→ **THE REQUEST**:
Reproduce, without any changes, the lines in the items from the line containing "cell-V26[interactable] xyxy=(1185,416,1240,432)" through the line containing "cell-X3[interactable] xyxy=(1295,48,1350,64)", inclusive.

# INFORMATION PROVIDED start

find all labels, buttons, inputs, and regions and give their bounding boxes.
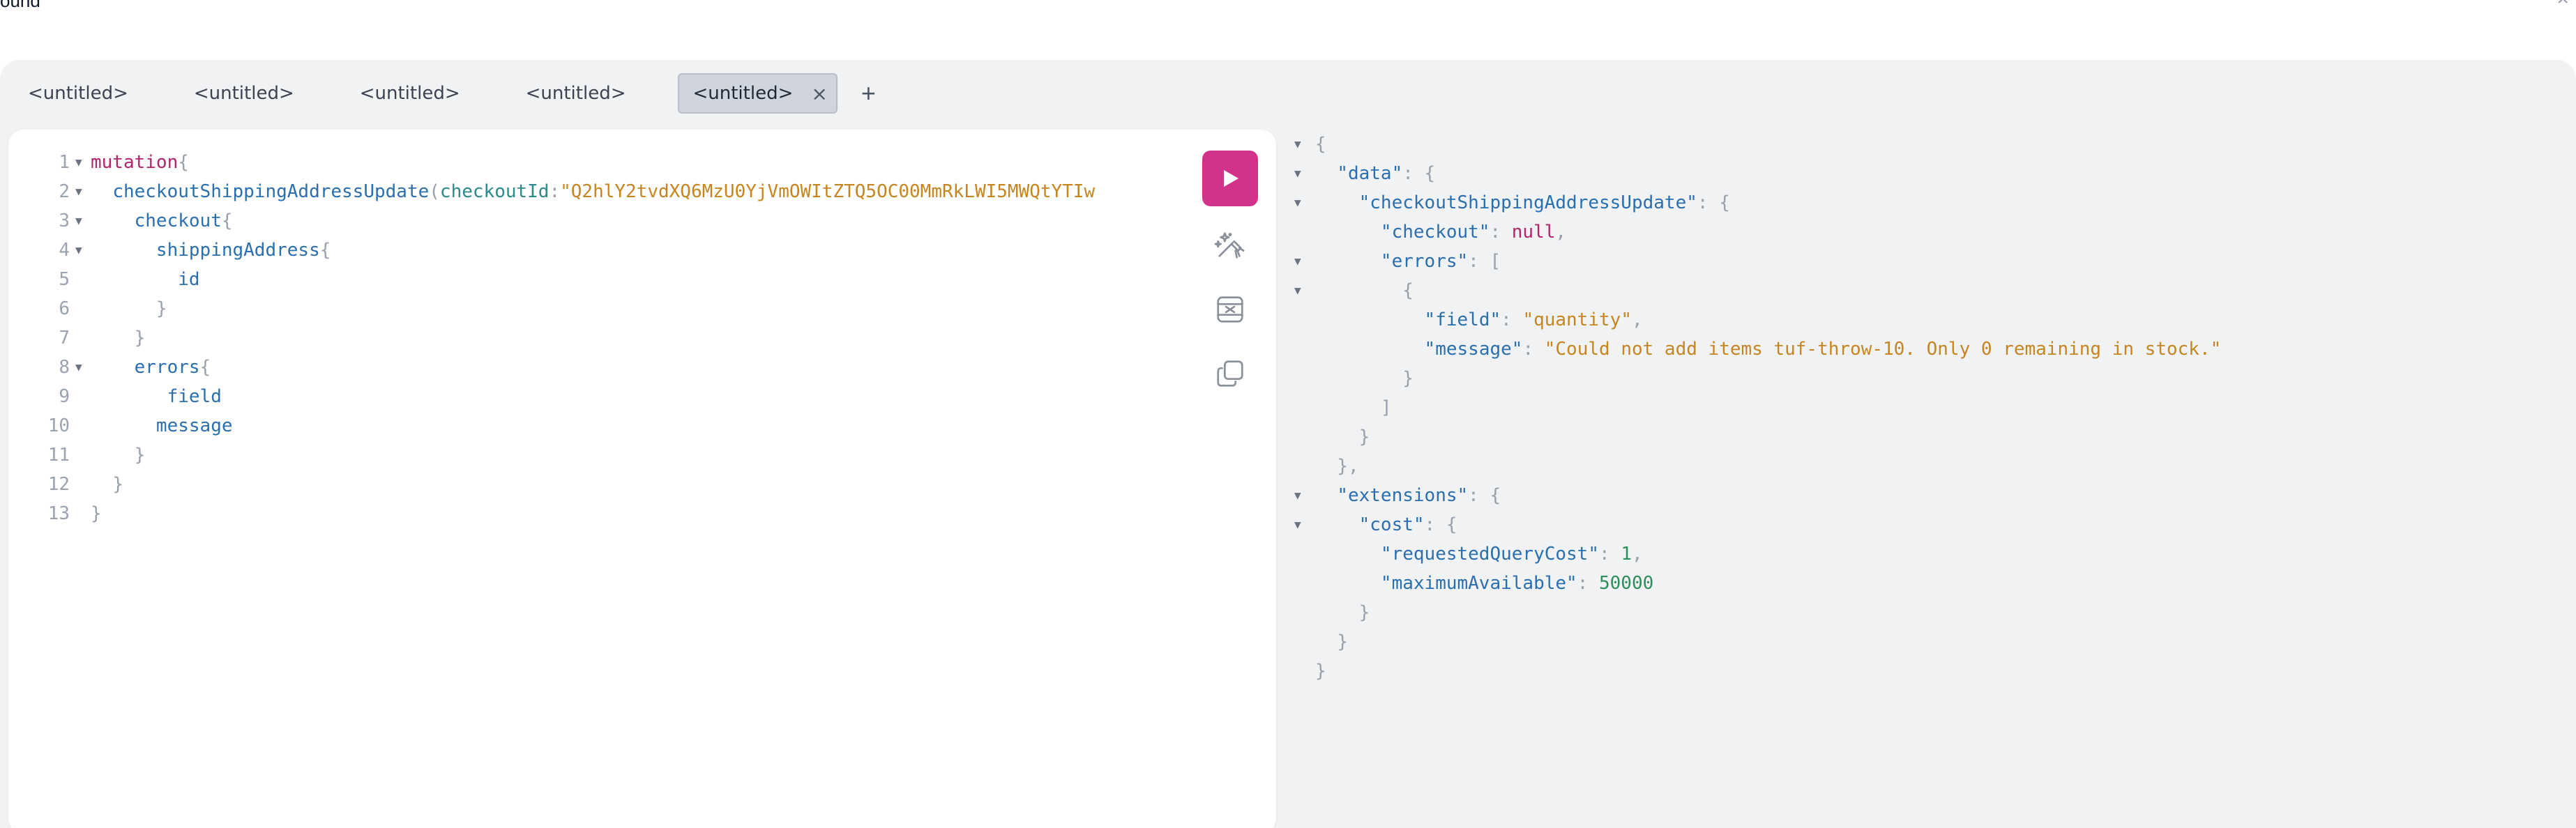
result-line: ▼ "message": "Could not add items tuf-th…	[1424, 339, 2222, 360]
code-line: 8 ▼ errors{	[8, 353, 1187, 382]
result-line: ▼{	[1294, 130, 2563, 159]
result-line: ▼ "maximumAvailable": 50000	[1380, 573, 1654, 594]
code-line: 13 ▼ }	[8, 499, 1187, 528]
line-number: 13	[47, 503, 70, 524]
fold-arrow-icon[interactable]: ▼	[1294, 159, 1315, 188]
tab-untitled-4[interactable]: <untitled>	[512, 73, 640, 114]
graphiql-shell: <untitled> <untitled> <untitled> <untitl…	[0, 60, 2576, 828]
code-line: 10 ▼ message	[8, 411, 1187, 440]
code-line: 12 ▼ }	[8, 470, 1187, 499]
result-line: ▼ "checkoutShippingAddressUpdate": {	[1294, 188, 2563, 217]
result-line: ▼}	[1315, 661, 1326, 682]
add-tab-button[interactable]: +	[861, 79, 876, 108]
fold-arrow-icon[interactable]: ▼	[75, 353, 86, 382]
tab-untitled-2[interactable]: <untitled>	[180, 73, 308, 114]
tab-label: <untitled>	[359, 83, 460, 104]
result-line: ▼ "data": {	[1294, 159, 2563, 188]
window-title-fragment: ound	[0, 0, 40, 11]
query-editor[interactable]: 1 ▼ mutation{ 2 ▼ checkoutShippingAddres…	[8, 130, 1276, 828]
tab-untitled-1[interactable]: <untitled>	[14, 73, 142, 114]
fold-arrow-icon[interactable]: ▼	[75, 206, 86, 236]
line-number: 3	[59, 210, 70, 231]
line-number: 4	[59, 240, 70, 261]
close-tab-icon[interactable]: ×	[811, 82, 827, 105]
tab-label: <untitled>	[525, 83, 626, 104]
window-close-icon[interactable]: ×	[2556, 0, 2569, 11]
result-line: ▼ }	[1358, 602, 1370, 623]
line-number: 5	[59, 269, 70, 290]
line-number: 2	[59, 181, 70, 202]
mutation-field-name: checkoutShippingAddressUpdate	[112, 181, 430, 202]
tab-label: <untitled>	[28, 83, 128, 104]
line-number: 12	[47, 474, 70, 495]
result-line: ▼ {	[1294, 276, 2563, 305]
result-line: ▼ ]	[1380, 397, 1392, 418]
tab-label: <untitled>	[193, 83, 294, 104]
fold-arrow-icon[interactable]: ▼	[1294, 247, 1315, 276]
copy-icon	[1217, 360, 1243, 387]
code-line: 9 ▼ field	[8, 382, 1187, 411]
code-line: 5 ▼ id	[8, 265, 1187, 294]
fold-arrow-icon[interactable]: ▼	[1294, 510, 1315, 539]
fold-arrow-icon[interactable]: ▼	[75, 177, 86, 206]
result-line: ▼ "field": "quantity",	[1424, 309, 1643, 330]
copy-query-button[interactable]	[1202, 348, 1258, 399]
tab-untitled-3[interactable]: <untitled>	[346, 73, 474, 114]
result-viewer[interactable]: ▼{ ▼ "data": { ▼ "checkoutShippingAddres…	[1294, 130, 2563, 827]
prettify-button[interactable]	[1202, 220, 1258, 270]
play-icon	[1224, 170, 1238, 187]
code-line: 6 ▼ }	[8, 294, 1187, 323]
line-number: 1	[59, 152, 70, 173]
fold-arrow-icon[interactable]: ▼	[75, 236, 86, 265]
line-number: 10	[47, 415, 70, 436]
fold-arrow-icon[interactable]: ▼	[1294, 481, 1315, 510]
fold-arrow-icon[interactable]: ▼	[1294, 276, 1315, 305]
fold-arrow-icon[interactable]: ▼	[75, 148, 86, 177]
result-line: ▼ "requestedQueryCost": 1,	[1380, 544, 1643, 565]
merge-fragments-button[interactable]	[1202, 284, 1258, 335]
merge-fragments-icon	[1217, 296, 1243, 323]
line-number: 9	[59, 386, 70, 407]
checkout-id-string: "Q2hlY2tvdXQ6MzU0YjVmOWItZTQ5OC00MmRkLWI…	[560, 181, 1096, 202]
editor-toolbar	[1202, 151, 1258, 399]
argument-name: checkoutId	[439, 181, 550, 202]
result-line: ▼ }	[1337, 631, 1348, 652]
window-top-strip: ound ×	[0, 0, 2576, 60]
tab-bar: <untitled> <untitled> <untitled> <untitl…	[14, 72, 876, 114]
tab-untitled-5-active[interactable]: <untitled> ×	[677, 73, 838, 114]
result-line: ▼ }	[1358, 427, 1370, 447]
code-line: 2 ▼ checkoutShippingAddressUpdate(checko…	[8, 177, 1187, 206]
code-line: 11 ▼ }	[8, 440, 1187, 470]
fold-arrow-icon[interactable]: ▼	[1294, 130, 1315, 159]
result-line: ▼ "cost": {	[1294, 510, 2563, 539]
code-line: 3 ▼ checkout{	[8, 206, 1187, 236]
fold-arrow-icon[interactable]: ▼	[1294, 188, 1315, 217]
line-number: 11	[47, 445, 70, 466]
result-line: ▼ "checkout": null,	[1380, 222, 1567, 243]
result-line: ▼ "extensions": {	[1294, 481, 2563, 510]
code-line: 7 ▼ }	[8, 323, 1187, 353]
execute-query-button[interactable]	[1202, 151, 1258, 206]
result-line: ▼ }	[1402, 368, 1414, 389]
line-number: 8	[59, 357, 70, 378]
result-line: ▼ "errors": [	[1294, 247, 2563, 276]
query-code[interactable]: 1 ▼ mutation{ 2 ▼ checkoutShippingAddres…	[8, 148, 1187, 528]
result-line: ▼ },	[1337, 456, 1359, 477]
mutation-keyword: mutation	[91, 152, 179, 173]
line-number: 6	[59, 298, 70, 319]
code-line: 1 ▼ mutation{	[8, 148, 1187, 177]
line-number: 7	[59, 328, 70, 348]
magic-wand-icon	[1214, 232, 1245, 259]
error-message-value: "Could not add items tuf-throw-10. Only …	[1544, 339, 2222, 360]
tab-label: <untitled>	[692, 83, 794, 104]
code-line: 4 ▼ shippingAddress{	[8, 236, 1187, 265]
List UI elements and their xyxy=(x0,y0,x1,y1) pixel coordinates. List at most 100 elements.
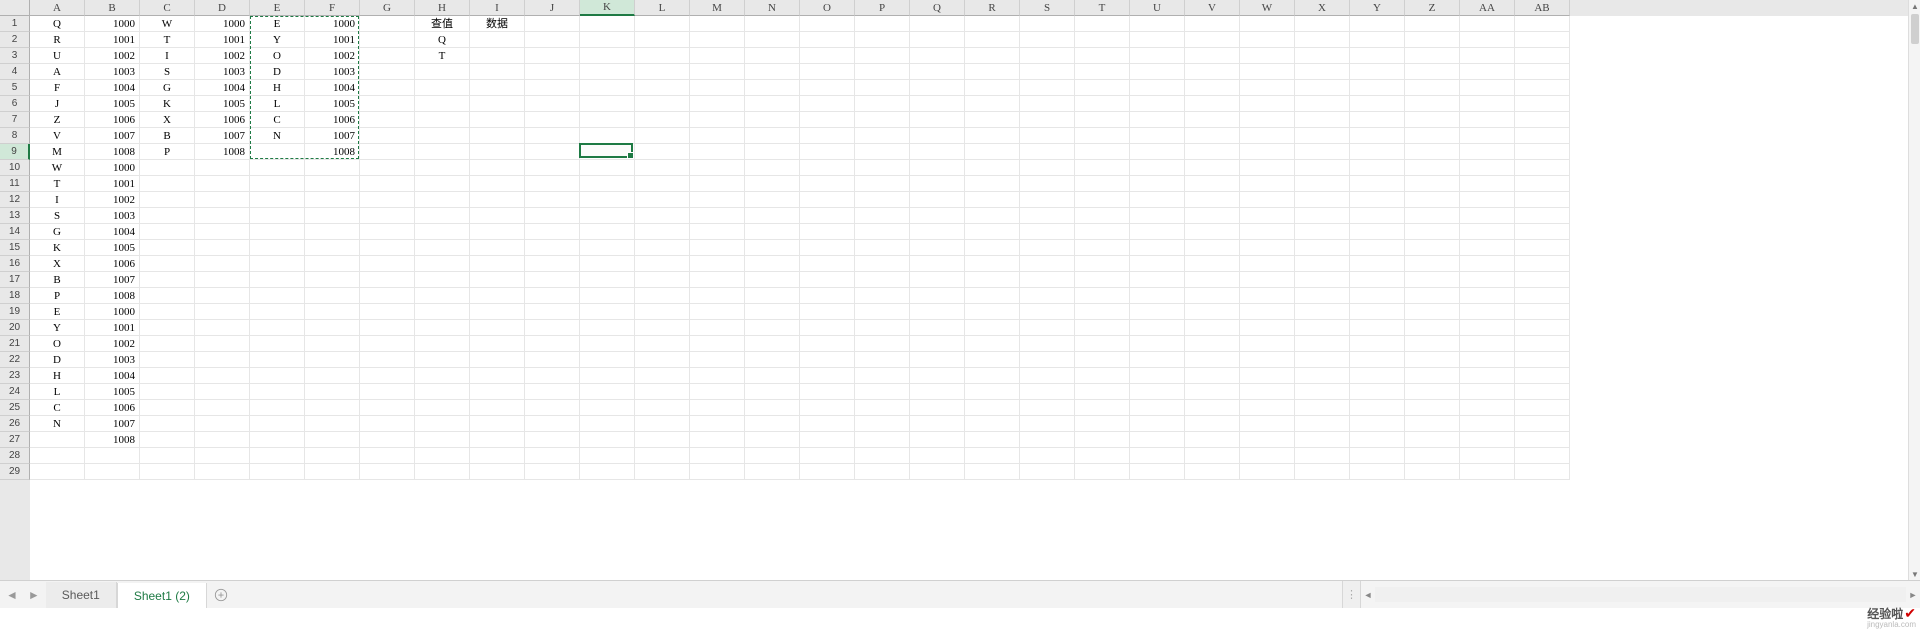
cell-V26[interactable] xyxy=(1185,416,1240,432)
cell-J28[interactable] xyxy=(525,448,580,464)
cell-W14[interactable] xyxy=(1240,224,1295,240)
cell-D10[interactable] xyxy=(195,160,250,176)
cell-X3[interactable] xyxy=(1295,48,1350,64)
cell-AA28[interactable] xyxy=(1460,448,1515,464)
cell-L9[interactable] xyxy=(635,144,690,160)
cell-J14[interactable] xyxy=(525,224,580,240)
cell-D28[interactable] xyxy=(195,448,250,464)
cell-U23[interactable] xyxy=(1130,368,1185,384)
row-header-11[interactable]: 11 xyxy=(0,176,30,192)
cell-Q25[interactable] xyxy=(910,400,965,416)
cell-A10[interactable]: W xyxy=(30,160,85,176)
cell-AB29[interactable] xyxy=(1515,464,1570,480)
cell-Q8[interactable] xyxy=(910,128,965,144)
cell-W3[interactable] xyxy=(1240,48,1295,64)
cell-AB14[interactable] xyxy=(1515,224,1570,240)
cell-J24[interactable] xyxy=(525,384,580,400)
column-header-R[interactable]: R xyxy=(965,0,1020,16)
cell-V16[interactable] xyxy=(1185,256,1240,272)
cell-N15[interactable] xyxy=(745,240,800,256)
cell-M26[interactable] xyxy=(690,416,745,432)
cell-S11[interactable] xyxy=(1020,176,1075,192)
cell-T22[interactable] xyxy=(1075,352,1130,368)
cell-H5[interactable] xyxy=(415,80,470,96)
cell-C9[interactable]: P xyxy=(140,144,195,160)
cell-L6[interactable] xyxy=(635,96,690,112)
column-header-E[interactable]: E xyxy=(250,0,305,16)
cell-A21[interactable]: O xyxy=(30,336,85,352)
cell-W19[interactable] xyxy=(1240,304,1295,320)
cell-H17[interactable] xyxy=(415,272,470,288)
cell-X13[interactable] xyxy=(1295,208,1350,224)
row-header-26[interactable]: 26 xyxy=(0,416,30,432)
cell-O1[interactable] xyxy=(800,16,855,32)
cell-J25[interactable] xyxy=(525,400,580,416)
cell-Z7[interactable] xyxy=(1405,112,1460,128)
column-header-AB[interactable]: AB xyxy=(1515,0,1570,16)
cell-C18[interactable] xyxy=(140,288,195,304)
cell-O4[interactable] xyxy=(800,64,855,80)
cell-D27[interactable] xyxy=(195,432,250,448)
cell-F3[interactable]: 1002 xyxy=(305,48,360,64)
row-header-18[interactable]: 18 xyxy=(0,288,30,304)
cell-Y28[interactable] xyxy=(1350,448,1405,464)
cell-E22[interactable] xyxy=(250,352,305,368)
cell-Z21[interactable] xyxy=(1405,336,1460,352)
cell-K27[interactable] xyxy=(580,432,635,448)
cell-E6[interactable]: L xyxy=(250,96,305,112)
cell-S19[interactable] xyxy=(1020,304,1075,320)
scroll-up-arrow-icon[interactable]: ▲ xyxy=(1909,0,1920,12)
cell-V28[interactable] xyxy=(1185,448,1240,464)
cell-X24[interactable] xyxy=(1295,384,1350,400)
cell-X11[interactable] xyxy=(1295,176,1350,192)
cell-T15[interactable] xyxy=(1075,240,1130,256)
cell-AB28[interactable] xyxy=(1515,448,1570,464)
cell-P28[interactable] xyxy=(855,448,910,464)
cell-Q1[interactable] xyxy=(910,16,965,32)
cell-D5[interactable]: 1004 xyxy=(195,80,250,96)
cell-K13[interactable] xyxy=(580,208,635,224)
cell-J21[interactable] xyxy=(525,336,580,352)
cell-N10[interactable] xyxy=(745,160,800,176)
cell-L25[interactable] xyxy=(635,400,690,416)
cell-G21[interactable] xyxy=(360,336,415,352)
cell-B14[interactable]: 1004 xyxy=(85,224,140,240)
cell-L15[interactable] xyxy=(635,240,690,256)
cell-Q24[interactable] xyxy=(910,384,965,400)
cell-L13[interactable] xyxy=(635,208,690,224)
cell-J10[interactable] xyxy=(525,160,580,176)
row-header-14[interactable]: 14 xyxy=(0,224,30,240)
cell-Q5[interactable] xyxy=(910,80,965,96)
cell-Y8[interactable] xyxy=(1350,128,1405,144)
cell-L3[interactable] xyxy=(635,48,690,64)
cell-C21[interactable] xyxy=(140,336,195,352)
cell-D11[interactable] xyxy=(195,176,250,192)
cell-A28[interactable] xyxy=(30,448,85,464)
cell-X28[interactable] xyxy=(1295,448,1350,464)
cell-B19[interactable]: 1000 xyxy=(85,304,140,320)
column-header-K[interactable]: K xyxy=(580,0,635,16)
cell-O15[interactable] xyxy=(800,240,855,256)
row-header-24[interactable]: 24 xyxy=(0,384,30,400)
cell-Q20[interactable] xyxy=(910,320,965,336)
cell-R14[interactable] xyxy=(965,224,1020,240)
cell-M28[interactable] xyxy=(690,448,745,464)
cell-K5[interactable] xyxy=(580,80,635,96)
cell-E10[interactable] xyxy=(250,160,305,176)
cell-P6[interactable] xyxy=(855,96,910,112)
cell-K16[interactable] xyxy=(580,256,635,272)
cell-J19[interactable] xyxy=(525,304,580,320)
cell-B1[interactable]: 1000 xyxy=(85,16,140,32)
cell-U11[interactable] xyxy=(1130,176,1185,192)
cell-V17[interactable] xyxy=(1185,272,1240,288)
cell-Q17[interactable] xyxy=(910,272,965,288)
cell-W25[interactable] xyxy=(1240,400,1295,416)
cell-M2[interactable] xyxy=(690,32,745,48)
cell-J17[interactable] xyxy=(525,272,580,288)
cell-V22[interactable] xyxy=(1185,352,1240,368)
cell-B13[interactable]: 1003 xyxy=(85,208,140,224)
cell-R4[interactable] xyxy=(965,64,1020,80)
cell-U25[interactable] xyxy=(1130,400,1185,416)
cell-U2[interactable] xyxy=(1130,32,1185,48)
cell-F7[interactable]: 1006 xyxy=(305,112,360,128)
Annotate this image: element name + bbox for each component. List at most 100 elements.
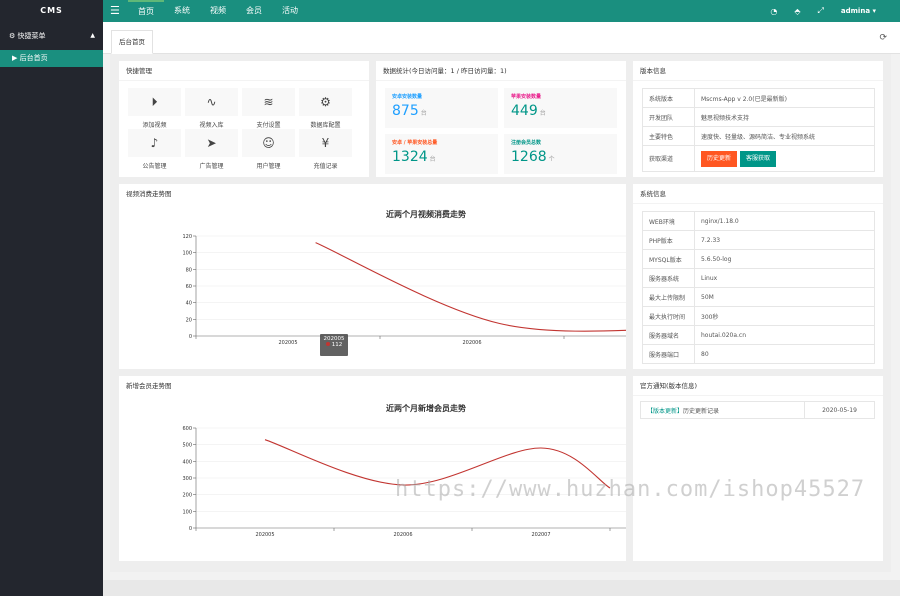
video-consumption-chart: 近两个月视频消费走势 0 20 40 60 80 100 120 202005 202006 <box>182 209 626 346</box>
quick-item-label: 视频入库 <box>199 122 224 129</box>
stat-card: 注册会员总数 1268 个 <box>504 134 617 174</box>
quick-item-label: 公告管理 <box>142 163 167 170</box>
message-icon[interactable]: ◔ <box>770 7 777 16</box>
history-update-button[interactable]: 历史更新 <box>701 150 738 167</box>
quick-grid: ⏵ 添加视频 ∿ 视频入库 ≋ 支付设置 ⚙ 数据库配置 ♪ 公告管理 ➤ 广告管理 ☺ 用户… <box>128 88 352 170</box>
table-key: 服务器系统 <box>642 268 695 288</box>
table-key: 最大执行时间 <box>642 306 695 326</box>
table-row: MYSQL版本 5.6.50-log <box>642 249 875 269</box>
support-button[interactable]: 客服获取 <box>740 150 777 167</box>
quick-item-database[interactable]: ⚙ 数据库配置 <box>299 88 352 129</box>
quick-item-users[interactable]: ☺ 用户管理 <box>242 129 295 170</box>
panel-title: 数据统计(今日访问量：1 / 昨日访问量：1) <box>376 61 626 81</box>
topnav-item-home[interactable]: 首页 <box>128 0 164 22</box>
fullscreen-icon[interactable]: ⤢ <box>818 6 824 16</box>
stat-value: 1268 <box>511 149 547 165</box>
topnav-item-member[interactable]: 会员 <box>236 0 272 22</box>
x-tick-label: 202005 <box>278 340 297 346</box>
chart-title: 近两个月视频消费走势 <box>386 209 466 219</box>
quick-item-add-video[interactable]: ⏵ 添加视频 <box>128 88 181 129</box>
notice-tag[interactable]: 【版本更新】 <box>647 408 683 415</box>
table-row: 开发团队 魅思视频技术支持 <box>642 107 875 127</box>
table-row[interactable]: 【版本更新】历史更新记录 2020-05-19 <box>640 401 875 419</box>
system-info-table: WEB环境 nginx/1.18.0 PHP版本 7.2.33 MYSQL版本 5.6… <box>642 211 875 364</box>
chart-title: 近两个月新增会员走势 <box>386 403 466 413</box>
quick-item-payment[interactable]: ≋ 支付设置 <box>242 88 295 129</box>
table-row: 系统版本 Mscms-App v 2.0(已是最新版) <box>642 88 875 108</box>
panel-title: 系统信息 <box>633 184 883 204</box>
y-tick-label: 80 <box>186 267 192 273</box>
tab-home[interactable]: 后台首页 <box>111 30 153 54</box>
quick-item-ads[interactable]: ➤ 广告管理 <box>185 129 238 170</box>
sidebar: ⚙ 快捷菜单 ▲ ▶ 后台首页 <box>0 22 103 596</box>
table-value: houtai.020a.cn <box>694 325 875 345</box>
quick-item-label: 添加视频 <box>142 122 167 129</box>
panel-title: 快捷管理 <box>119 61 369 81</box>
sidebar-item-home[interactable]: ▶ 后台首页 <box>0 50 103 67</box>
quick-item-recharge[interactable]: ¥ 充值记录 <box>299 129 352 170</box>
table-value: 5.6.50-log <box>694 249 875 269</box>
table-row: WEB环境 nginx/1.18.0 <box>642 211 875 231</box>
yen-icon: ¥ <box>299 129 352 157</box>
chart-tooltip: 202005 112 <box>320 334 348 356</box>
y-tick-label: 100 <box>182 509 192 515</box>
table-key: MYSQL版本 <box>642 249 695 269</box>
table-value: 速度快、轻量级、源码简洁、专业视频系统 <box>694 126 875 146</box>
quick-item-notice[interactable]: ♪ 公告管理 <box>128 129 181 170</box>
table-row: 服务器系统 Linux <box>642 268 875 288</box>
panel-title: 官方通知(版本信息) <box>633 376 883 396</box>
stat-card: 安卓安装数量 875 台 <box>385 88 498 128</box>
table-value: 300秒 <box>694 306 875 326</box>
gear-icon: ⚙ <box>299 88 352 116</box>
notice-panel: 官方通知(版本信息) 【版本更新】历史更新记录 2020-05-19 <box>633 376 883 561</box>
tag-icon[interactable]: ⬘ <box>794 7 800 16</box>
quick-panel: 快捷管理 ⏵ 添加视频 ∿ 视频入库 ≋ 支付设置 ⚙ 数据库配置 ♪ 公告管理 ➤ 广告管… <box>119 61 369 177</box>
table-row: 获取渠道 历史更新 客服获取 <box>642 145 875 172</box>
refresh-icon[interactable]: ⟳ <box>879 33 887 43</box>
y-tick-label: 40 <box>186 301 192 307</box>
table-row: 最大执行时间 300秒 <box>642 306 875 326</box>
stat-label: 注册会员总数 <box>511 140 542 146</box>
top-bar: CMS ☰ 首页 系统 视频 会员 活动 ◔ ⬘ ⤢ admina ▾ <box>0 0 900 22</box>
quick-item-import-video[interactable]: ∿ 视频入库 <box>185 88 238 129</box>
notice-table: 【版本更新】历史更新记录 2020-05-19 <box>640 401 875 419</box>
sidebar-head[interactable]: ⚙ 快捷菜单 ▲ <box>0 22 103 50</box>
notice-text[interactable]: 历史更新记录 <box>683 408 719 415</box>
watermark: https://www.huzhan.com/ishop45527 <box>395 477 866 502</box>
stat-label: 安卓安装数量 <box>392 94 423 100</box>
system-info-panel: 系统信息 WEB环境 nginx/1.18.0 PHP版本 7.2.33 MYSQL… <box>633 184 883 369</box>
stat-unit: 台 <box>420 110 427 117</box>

# INFORMATION PROVIDED end

→ **WRITTEN REPLY**:
cell-V26[interactable] xyxy=(1185,416,1240,432)
cell-J28[interactable] xyxy=(525,448,580,464)
cell-W14[interactable] xyxy=(1240,224,1295,240)
cell-D10[interactable] xyxy=(195,160,250,176)
cell-X3[interactable] xyxy=(1295,48,1350,64)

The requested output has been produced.